(begin)
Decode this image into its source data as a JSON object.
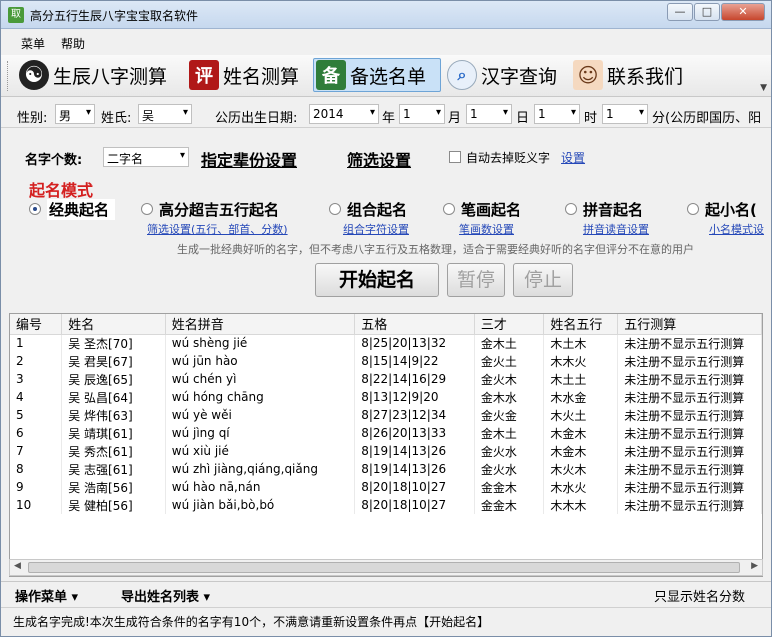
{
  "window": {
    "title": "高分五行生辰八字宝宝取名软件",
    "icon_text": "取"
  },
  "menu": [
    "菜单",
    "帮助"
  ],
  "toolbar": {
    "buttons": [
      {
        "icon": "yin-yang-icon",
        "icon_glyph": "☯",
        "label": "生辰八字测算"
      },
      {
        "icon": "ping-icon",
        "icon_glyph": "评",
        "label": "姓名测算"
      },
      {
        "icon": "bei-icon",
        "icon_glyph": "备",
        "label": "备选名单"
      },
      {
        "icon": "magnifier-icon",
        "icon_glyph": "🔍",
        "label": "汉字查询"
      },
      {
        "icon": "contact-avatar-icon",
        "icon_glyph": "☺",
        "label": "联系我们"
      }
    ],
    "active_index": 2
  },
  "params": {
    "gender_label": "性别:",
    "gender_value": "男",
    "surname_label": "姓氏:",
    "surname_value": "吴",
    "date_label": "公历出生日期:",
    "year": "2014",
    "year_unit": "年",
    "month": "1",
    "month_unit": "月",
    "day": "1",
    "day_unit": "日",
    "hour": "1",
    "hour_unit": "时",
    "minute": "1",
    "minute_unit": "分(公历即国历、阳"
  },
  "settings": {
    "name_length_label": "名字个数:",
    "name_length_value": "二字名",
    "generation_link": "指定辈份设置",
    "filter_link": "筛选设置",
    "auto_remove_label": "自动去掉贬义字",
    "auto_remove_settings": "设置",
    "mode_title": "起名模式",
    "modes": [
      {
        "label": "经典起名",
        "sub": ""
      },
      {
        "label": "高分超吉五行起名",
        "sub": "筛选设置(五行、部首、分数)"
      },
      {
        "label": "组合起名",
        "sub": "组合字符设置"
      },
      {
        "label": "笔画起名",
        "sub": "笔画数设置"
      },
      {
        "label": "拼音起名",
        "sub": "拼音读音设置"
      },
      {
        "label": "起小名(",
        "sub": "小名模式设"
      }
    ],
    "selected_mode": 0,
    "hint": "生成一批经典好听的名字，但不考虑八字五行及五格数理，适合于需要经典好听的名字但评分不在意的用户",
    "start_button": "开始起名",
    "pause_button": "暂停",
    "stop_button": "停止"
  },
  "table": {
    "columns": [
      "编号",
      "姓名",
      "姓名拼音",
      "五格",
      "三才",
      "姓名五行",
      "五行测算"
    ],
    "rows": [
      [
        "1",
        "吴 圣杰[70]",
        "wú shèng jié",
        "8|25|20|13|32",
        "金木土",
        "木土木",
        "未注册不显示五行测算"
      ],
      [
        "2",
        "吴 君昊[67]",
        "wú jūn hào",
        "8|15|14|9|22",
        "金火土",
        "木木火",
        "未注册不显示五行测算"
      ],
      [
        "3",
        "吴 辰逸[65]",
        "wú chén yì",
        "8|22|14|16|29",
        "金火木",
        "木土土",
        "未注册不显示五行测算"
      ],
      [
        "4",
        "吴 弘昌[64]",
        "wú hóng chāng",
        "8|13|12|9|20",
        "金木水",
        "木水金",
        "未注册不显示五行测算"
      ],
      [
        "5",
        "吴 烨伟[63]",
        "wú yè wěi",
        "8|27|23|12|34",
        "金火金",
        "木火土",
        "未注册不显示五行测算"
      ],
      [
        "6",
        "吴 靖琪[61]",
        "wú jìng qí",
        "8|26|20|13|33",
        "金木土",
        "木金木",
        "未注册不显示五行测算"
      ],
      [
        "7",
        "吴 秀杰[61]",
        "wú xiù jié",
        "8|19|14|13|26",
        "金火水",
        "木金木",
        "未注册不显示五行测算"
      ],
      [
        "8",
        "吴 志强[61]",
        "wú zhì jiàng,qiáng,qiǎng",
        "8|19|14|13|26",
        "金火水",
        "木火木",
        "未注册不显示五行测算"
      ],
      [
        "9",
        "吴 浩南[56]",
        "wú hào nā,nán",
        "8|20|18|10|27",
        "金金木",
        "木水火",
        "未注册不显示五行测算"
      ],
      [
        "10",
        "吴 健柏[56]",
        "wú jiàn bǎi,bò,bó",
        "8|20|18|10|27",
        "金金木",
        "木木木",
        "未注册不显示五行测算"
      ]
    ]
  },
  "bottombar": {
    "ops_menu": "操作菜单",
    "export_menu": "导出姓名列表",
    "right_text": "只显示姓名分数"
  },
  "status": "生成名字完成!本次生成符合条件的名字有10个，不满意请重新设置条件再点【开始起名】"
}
(end)
(begin)
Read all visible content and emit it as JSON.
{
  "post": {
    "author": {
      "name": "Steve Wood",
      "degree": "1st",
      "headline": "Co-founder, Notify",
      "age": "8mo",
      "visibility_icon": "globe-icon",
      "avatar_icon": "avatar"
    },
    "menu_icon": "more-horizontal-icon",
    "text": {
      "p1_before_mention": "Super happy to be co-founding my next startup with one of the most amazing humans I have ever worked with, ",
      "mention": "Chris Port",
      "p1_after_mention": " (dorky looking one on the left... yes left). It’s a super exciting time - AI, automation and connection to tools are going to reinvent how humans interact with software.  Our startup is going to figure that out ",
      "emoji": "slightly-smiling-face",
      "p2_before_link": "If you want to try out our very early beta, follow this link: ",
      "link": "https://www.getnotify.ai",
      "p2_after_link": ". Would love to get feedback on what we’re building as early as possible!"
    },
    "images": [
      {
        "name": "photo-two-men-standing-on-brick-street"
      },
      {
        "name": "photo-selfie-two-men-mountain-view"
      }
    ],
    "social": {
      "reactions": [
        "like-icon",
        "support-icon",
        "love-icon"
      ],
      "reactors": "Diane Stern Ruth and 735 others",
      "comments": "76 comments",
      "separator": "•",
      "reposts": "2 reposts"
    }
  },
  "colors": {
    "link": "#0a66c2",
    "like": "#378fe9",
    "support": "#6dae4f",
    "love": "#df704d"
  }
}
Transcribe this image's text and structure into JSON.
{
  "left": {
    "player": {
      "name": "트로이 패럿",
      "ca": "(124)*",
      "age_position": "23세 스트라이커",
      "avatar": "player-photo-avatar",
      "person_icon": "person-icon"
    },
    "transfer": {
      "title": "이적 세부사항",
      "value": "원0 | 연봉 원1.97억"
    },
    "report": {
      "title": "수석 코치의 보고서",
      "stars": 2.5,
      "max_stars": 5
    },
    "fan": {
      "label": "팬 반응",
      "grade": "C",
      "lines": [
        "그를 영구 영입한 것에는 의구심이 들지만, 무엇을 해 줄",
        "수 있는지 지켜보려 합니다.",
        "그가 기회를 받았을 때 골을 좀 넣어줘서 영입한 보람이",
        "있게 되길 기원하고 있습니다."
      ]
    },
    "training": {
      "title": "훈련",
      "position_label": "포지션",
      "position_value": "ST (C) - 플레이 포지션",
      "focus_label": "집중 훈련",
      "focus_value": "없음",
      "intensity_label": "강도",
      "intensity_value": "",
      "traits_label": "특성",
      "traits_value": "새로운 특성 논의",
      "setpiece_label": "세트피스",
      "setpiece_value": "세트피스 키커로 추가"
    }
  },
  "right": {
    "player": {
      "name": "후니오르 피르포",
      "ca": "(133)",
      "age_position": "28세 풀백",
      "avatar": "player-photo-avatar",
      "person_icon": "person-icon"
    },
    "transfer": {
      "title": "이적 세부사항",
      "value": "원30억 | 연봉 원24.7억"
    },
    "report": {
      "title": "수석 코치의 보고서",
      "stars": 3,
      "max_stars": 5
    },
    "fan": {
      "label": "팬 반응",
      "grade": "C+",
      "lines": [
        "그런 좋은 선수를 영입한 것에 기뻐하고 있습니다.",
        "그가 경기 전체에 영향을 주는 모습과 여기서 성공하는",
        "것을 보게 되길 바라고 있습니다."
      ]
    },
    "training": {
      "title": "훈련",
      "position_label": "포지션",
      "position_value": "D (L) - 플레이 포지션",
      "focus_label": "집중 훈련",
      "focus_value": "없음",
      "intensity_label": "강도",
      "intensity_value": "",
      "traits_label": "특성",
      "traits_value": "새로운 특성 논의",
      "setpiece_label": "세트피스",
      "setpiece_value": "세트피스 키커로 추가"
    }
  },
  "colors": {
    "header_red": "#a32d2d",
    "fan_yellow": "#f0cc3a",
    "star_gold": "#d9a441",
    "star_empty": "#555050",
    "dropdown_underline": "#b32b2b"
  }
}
(end)
Keep only those lines of the records that hold "this", and return them.

Decode this image into its source data as a JSON object.
      "p2_before_link": "If you want to try out our very early beta, follow this link: ",
Transcribe this image's text and structure into JSON.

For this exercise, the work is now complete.